**DATASET**.
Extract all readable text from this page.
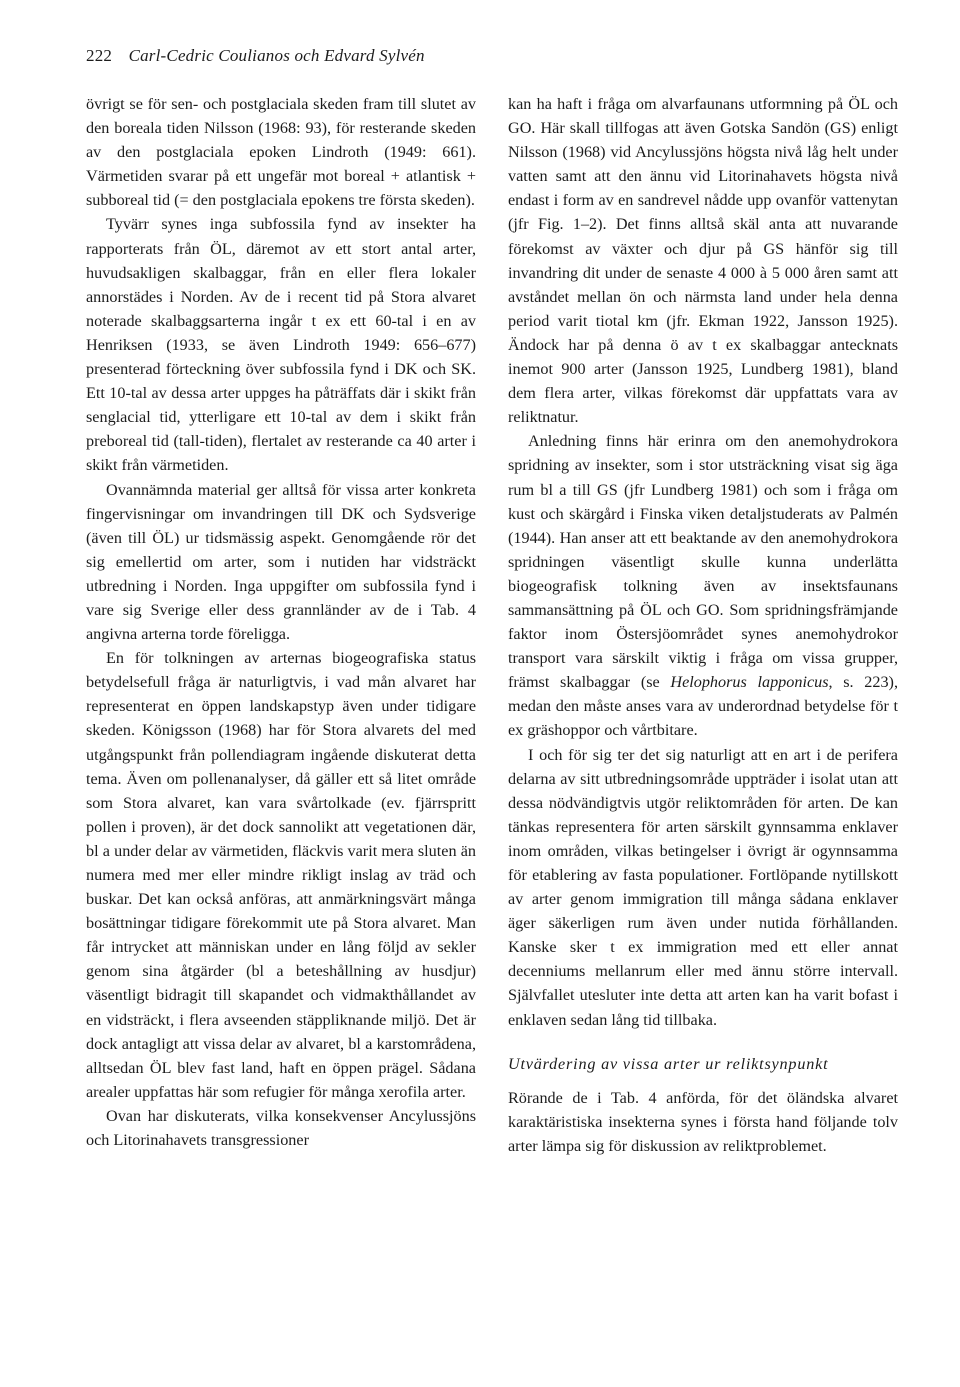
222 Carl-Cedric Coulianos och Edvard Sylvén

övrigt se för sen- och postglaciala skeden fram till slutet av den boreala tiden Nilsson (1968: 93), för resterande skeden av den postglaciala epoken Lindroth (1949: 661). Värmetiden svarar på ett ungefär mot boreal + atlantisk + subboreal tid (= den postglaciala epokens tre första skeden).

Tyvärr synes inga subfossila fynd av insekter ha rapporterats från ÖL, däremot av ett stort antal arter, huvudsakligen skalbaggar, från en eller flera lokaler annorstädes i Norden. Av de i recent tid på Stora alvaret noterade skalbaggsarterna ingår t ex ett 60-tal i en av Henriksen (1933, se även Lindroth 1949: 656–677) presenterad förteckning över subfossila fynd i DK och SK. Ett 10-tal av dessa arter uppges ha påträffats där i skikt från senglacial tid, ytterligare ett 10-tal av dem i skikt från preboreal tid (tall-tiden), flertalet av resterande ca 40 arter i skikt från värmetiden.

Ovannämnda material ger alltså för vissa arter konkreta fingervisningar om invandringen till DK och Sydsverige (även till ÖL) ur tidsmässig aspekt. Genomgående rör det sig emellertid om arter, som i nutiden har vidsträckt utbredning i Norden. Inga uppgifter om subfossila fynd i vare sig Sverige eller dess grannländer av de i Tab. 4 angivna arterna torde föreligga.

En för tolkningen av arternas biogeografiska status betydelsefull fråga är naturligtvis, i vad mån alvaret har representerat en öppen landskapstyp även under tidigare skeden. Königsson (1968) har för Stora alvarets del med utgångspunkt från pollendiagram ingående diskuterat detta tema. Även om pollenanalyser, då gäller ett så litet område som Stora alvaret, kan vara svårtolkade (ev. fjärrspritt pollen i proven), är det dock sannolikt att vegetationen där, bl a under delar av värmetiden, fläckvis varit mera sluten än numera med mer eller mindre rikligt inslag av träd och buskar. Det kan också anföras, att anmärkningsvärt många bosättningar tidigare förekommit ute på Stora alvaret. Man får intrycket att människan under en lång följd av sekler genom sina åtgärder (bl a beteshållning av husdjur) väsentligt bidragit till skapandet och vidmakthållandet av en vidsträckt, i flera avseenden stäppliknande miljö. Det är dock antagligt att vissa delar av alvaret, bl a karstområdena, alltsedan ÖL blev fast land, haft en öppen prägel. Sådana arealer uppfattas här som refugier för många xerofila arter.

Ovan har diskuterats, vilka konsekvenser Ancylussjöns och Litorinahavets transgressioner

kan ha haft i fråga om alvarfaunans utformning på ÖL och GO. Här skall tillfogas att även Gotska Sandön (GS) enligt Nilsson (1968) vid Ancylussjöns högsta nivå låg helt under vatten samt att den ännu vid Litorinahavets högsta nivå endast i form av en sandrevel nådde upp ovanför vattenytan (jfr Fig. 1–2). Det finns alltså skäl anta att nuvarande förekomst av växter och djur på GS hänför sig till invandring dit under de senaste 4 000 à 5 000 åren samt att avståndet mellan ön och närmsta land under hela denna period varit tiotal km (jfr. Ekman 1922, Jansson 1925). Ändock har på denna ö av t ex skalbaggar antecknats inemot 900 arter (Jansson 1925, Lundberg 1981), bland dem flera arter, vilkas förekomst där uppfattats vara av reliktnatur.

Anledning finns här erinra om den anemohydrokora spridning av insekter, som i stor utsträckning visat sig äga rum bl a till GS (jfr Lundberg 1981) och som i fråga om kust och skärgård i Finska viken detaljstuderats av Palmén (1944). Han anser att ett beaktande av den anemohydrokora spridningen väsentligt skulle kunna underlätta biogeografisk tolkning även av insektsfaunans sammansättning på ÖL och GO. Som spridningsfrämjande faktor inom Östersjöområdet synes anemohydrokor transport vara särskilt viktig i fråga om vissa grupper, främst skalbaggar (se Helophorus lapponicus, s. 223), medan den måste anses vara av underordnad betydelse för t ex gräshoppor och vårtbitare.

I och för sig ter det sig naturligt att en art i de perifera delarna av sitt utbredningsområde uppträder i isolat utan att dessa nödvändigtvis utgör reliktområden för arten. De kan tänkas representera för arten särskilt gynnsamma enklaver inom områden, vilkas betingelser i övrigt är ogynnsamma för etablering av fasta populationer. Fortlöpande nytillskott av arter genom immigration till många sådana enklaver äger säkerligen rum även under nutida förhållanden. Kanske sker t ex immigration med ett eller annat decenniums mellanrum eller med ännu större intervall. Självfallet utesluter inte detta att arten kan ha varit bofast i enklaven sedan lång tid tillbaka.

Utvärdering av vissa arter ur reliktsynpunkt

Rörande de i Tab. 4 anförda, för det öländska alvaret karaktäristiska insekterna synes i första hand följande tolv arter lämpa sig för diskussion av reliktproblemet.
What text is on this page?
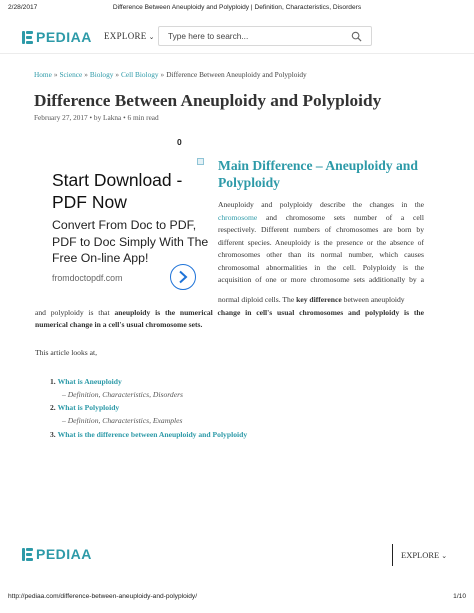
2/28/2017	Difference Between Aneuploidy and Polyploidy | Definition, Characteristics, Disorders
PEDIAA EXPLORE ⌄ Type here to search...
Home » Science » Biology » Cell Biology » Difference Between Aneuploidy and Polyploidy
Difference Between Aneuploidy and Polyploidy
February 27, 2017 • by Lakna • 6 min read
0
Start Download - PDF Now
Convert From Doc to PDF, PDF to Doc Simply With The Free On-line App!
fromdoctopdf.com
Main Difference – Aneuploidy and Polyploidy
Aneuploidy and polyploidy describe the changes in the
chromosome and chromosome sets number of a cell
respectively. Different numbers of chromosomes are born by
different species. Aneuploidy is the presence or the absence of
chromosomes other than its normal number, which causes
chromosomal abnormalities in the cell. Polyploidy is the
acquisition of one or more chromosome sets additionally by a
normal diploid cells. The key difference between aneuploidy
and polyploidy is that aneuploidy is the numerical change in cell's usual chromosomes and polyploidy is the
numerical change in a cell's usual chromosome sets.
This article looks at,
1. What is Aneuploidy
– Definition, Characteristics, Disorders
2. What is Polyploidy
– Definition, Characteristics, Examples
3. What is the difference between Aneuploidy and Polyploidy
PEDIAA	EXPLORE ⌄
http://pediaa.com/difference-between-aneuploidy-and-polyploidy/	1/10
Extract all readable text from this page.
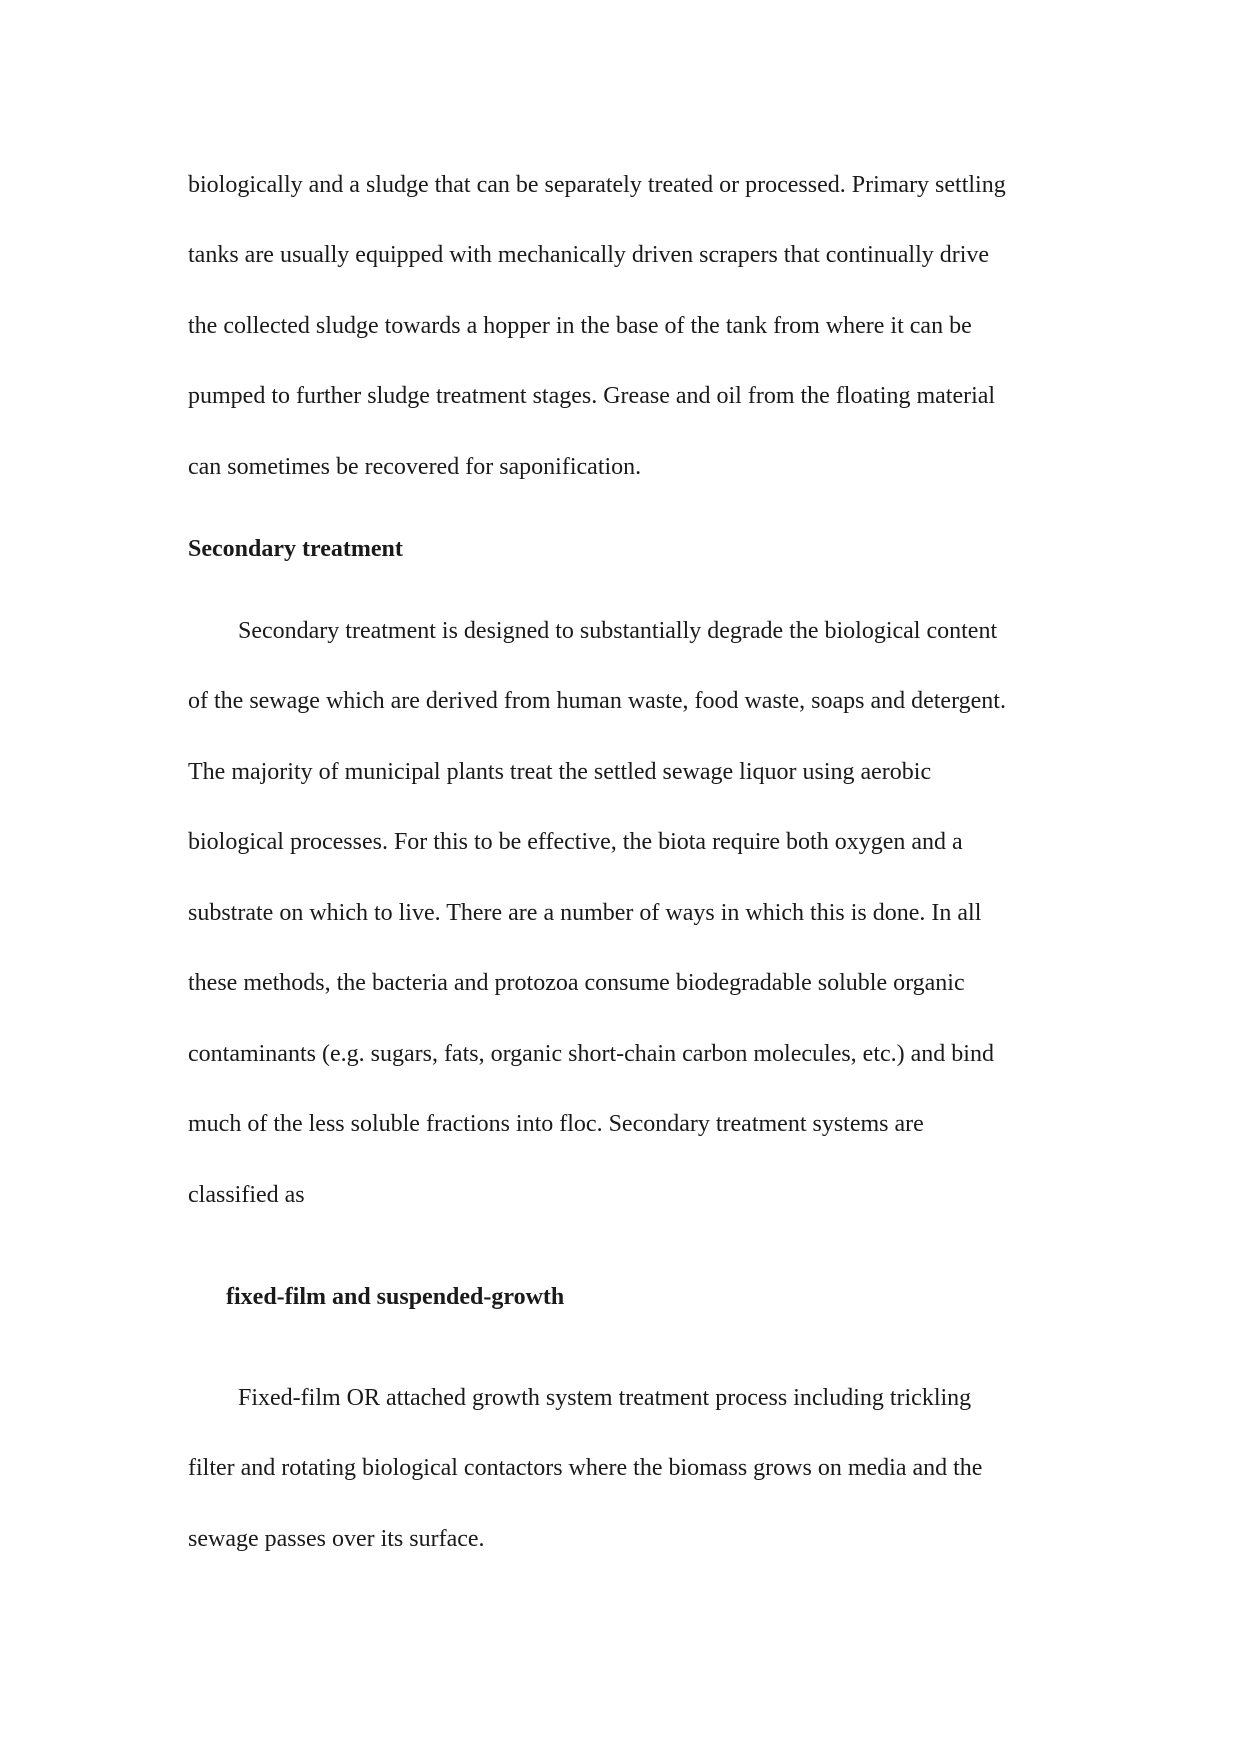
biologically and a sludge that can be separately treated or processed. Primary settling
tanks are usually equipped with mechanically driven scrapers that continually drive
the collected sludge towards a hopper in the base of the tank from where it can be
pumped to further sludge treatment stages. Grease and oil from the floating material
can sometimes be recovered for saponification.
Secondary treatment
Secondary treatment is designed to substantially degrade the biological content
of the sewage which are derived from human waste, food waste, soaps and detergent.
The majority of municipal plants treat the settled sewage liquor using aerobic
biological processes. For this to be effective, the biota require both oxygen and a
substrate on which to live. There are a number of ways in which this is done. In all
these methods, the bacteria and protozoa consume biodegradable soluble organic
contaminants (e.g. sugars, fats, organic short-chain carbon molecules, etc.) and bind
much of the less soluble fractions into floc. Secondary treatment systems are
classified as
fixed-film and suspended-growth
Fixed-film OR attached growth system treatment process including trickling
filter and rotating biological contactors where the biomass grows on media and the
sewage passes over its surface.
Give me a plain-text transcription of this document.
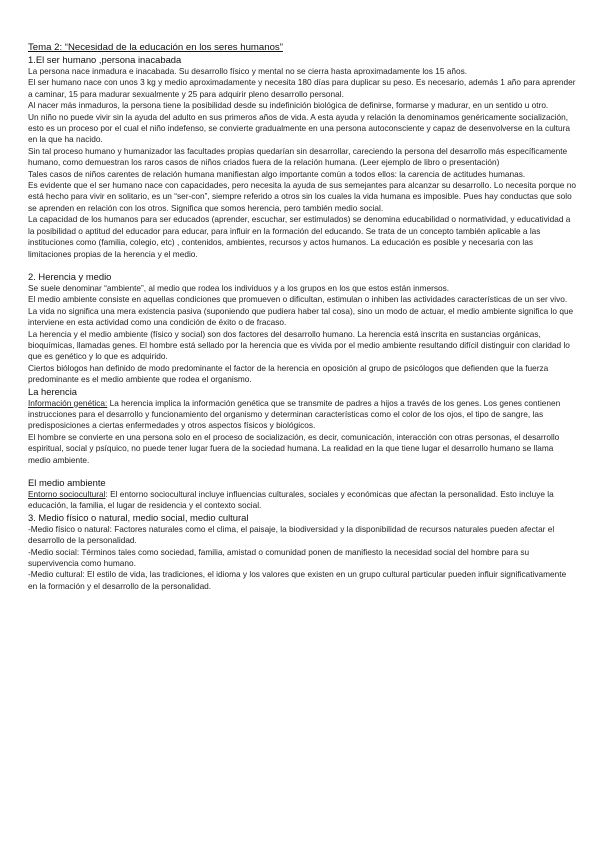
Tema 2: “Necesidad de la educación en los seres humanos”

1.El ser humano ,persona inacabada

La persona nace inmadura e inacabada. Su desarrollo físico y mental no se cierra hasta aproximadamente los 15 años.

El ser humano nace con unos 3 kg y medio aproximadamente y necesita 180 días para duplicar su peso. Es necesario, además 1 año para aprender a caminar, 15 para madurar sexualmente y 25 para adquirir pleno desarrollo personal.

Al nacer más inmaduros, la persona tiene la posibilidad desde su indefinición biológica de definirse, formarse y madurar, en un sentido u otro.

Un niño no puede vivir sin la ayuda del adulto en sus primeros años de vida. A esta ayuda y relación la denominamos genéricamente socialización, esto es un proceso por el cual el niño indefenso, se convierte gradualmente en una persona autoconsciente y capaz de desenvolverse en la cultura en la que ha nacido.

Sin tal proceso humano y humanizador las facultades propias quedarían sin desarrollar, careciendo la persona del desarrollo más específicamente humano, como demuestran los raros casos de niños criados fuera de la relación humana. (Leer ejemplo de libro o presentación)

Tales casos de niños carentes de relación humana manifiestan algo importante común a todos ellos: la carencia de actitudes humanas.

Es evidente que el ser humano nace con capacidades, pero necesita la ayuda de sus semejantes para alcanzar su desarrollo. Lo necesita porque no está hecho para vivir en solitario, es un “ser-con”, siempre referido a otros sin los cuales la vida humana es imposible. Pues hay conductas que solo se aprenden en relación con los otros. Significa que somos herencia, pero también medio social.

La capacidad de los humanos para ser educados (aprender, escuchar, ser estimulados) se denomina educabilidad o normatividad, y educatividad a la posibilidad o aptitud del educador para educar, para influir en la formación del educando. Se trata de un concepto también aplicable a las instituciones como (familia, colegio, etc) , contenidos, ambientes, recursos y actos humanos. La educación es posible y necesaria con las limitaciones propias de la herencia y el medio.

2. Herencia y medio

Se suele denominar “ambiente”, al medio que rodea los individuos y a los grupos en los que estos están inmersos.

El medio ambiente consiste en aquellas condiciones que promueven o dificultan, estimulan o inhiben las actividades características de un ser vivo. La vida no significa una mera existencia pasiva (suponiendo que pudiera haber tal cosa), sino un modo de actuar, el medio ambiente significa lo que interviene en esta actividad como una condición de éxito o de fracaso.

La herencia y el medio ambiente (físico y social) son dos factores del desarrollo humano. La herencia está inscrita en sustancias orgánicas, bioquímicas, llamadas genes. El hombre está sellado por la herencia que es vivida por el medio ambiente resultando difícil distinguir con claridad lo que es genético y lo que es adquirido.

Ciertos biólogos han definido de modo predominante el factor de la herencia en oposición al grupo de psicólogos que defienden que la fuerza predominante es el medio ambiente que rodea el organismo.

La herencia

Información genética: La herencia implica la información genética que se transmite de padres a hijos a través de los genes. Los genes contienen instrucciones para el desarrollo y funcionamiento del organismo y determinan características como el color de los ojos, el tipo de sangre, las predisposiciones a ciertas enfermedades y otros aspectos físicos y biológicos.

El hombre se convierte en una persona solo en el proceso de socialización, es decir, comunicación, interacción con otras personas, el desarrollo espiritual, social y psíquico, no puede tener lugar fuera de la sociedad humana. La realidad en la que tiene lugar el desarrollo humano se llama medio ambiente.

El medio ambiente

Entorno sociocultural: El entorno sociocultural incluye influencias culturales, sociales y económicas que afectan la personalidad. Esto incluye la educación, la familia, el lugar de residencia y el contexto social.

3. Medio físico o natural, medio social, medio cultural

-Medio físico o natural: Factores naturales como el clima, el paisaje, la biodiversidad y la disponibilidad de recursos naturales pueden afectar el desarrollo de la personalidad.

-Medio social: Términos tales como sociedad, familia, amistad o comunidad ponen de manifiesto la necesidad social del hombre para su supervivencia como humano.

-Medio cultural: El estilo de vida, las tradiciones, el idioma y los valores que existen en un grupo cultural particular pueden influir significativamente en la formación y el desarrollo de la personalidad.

**REQUIRED ACTION**.
Bring together all lines of the entries above in which the string "that" occurs.

**RESPONSE TO THE EXERCISE**.
and polyploidy is that aneuploidy is the numerical change in cell's usual chromosomes and polyploidy is the
biologically and a sludge that can be separately treated or processed. Primary settling
tanks are usually equipped with mechanically driven scrapers that continually drive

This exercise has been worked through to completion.